-- EXERCISE DATA --
* * * * *
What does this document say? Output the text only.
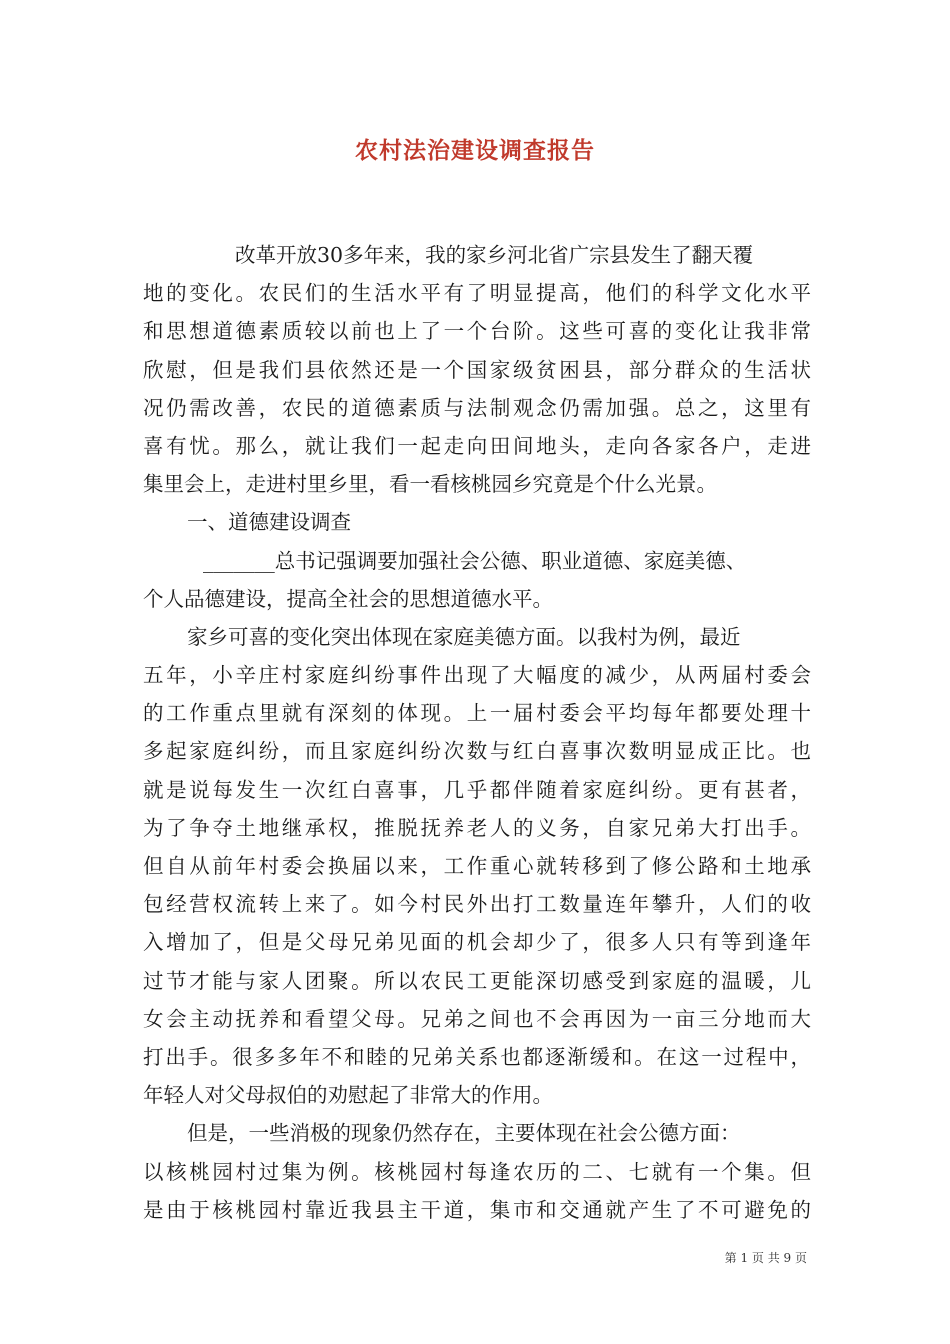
农村法治建设调查报告
改革开放30多年来，我的家乡河北省广宗县发生了翻天覆
地的变化。农民们的生活水平有了明显提高，他们的科学文化水平
和思想道德素质较以前也上了一个台阶。这些可喜的变化让我非常
欣慰，但是我们县依然还是一个国家级贫困县，部分群众的生活状
况仍需改善，农民的道德素质与法制观念仍需加强。总之，这里有
喜有忧。那么，就让我们一起走向田间地头，走向各家各户，走进
集里会上，走进村里乡里，看一看核桃园乡究竟是个什么光景。
一、道德建设调查
_______总书记强调要加强社会公德、职业道德、家庭美德、
个人品德建设，提高全社会的思想道德水平。
家乡可喜的变化突出体现在家庭美德方面。以我村为例，最近
五年，小辛庄村家庭纠纷事件出现了大幅度的减少，从两届村委会
的工作重点里就有深刻的体现。上一届村委会平均每年都要处理十
多起家庭纠纷，而且家庭纠纷次数与红白喜事次数明显成正比。也
就是说每发生一次红白喜事，几乎都伴随着家庭纠纷。更有甚者，
为了争夺土地继承权，推脱抚养老人的义务，自家兄弟大打出手。
但自从前年村委会换届以来，工作重心就转移到了修公路和土地承
包经营权流转上来了。如今村民外出打工数量连年攀升，人们的收
入增加了，但是父母兄弟见面的机会却少了，很多人只有等到逢年
过节才能与家人团聚。所以农民工更能深切感受到家庭的温暖，儿
女会主动抚养和看望父母。兄弟之间也不会再因为一亩三分地而大
打出手。很多多年不和睦的兄弟关系也都逐渐缓和。在这一过程中，
年轻人对父母叔伯的劝慰起了非常大的作用。
但是，一些消极的现象仍然存在，主要体现在社会公德方面：
以核桃园村过集为例。核桃园村每逢农历的二、七就有一个集。但
是由于核桃园村靠近我县主干道，集市和交通就产生了不可避免的
第 1 页 共 9 页
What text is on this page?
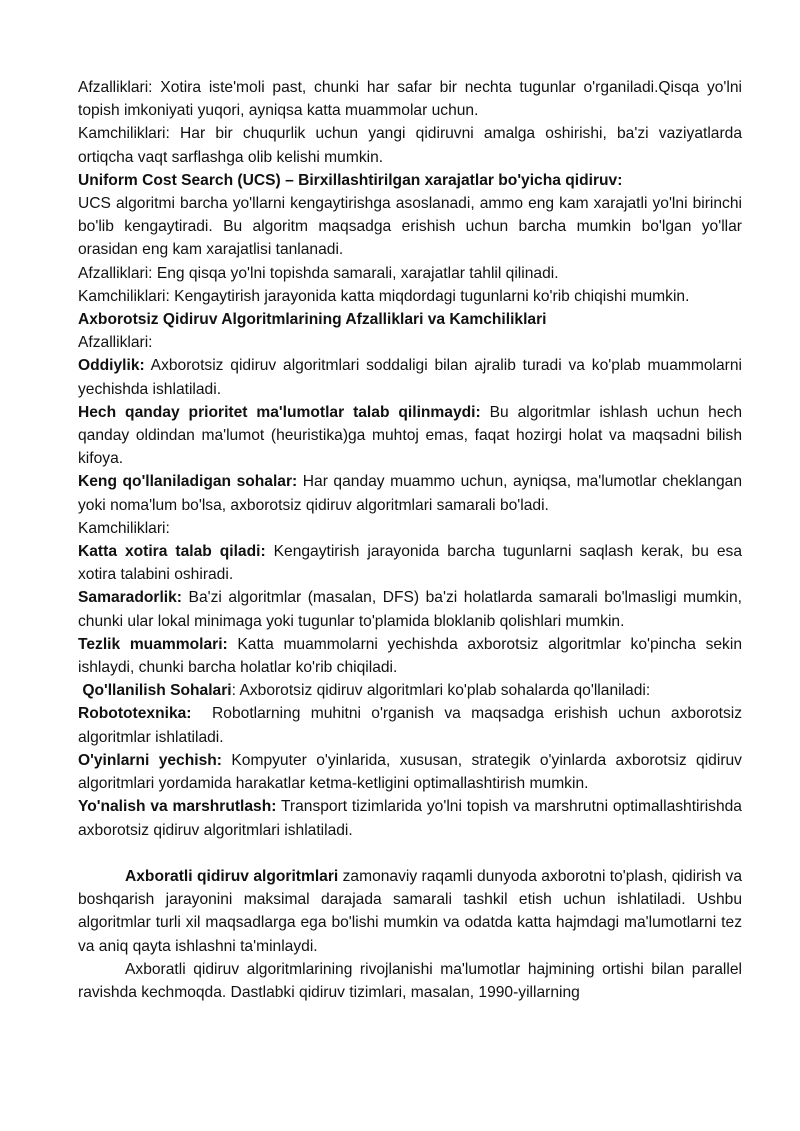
Afzalliklari: Xotira iste'moli past, chunki har safar bir nechta tugunlar o'rganiladi.Qisqa yo'lni topish imkoniyati yuqori, ayniqsa katta muammolar uchun.

Kamchiliklari: Har bir chuqurlik uchun yangi qidiruvni amalga oshirishi, ba'zi vaziyatlarda ortiqcha vaqt sarflashga olib kelishi mumkin.

Uniform Cost Search (UCS) – Birxillashtirilgan xarajatlar bo'yicha qidiruv:

UCS algoritmi barcha yo'llarni kengaytirishga asoslanadi, ammo eng kam xarajatli yo'lni birinchi bo'lib kengaytiradi. Bu algoritm maqsadga erishish uchun barcha mumkin bo'lgan yo'llar orasidan eng kam xarajatlisi tanlanadi.

Afzalliklari: Eng qisqa yo'lni topishda samarali, xarajatlar tahlil qilinadi.

Kamchiliklari: Kengaytirish jarayonida katta miqdordagi tugunlarni ko'rib chiqishi mumkin.

Axborotsiz Qidiruv Algoritmlarining Afzalliklari va Kamchiliklari

Afzalliklari:

Oddiylik: Axborotsiz qidiruv algoritmlari soddaligi bilan ajralib turadi va ko'plab muammolarni yechishda ishlatiladi.

Hech qanday prioritet ma'lumotlar talab qilinmaydi: Bu algoritmlar ishlash uchun hech qanday oldindan ma'lumot (heuristika)ga muhtoj emas, faqat hozirgi holat va maqsadni bilish kifoya.

Keng qo'llaniladigan sohalar: Har qanday muammo uchun, ayniqsa, ma'lumotlar cheklangan yoki noma'lum bo'lsa, axborotsiz qidiruv algoritmlari samarali bo'ladi.

Kamchiliklari:

Katta xotira talab qiladi: Kengaytirish jarayonida barcha tugunlarni saqlash kerak, bu esa xotira talabini oshiradi.

Samaradorlik: Ba'zi algoritmlar (masalan, DFS) ba'zi holatlarda samarali bo'lmasligi mumkin, chunki ular lokal minimaga yoki tugunlar to'plamida bloklanib qolishlari mumkin.

Tezlik muammolari: Katta muammolarni yechishda axborotsiz algoritmlar ko'pincha sekin ishlaydi, chunki barcha holatlar ko'rib chiqiladi.

Qo'llanilish Sohalari: Axborotsiz qidiruv algoritmlari ko'plab sohalarda qo'llaniladi:

Robototexnika:  Robotlarning muhitni o'rganish va maqsadga erishish uchun axborotsiz algoritmlar ishlatiladi.

O'yinlarni yechish: Kompyuter o'yinlarida, xususan, strategik o'yinlarda axborotsiz qidiruv algoritmlari yordamida harakatlar ketma-ketligini optimallashtirish mumkin.

Yo'nalish va marshrutlash: Transport tizimlarida yo'lni topish va marshrutni optimallashtirishda axborotsiz qidiruv algoritmlari ishlatiladi.

Axboratli qidiruv algoritmlari zamonaviy raqamli dunyoda axborotni to'plash, qidirish va boshqarish jarayonini maksimal darajada samarali tashkil etish uchun ishlatiladi. Ushbu algoritmlar turli xil maqsadlarga ega bo'lishi mumkin va odatda katta hajmdagi ma'lumotlarni tez va aniq qayta ishlashni ta'minlaydi.

Axboratli qidiruv algoritmlarining rivojlanishi ma'lumotlar hajmining ortishi bilan parallel ravishda kechmoqda. Dastlabki qidiruv tizimlari, masalan, 1990-yillarning
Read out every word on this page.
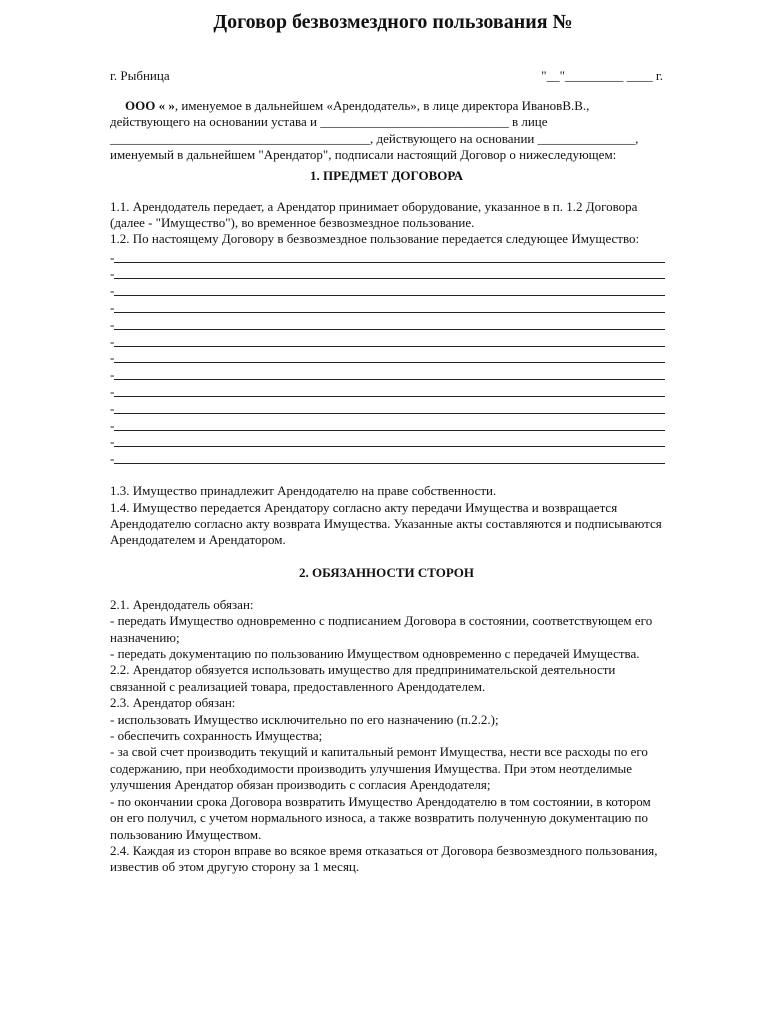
Договор безвозмездного пользования №
г. Рыбница	"__"_________ ____ г.

ООО « », именуемое в дальнейшем «Арендодатель», в лице директора ИвановВ.В., действующего на основании устава и _____________________________ в лице ________________________________________, действующего на основании _______________, именуемый в дальнейшем "Арендатор", подписали настоящий Договор о нижеследующем:

1. ПРЕДМЕТ ДОГОВОРА

1.1. Арендодатель передает, а Арендатор принимает оборудование, указанное в п. 1.2 Договора (далее - "Имущество"), во временное безвозмездное пользование.

1.2. По настоящему Договору в безвозмездное пользование передается следующее Имущество:

-
-
-
-
-
-
-
-
-
-
-
-
-

1.3. Имущество принадлежит Арендодателю на праве собственности.

1.4. Имущество передается Арендатору согласно акту передачи Имущества и возвращается Арендодателю согласно акту возврата Имущества. Указанные акты составляются и подписываются Арендодателем и Арендатором.

2. ОБЯЗАННОСТИ СТОРОН

2.1. Арендодатель обязан:

- передать Имущество одновременно с подписанием Договора в состоянии, соответствующем его назначению;

- передать документацию по пользованию Имуществом одновременно с передачей Имущества.

2.2. Арендатор обязуется использовать имущество для предпринимательской деятельности связанной с реализацией товара, предоставленного Арендодателем.

2.3. Арендатор обязан:

- использовать Имущество исключительно по его назначению (п.2.2.);

- обеспечить сохранность Имущества;

- за свой счет производить текущий и капитальный ремонт Имущества, нести все расходы по его содержанию, при необходимости производить улучшения Имущества. При этом неотделимые улучшения Арендатор обязан производить с согласия Арендодателя;

- по окончании срока Договора возвратить Имущество Арендодателю в том состоянии, в котором он его получил, с учетом нормального износа, а также возвратить полученную документацию по пользованию Имуществом.

2.4. Каждая из сторон вправе во всякое время отказаться от Договора безвозмездного пользования, известив об этом другую сторону за 1 месяц.
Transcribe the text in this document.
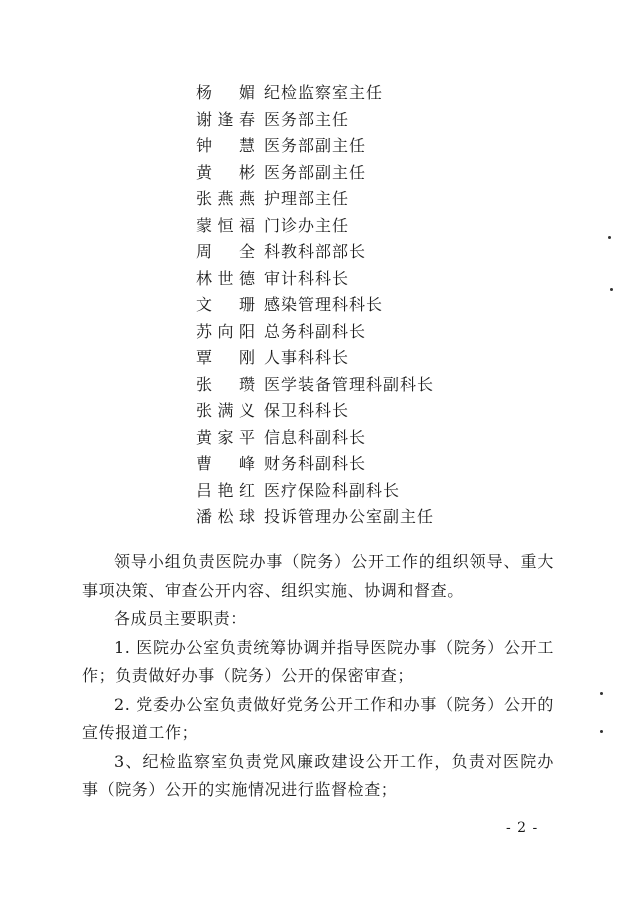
杨　媚 纪检监察室主任
谢逢春 医务部主任
钟　慧 医务部副主任
黄　彬 医务部副主任
张燕燕 护理部主任
蒙恒福 门诊办主任
周　全 科教科部部长
林世德 审计科科长
文　珊 感染管理科科长
苏向阳 总务科副科长
覃　刚 人事科科长
张　瓒 医学装备管理科副科长
张满义 保卫科科长
黄家平 信息科副科长
曹　峰 财务科副科长
吕艳红 医疗保险科副科长
潘松球 投诉管理办公室副主任

领导小组负责医院办事（院务）公开工作的组织领导、重大事项决策、审查公开内容、组织实施、协调和督查。

各成员主要职责：

1. 医院办公室负责统筹协调并指导医院办事（院务）公开工作；负责做好办事（院务）公开的保密审查；

2. 党委办公室负责做好党务公开工作和办事（院务）公开的宣传报道工作；

3、纪检监察室负责党风廉政建设公开工作，负责对医院办事（院务）公开的实施情况进行监督检查；

- 2 -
* * * * *
-- TASK GOAL --
Each line that holds the word "состоянии" is to be copied.

-- ANSWER TO THIS PROBLEM --
- передать Имущество одновременно с подписанием Договора в состоянии, соответствующем его назначению;
- по окончании срока Договора возвратить Имущество Арендодателю в том состоянии, в котором он его получил, с учетом нормального износа, а также возвратить полученную документацию по пользованию Имуществом.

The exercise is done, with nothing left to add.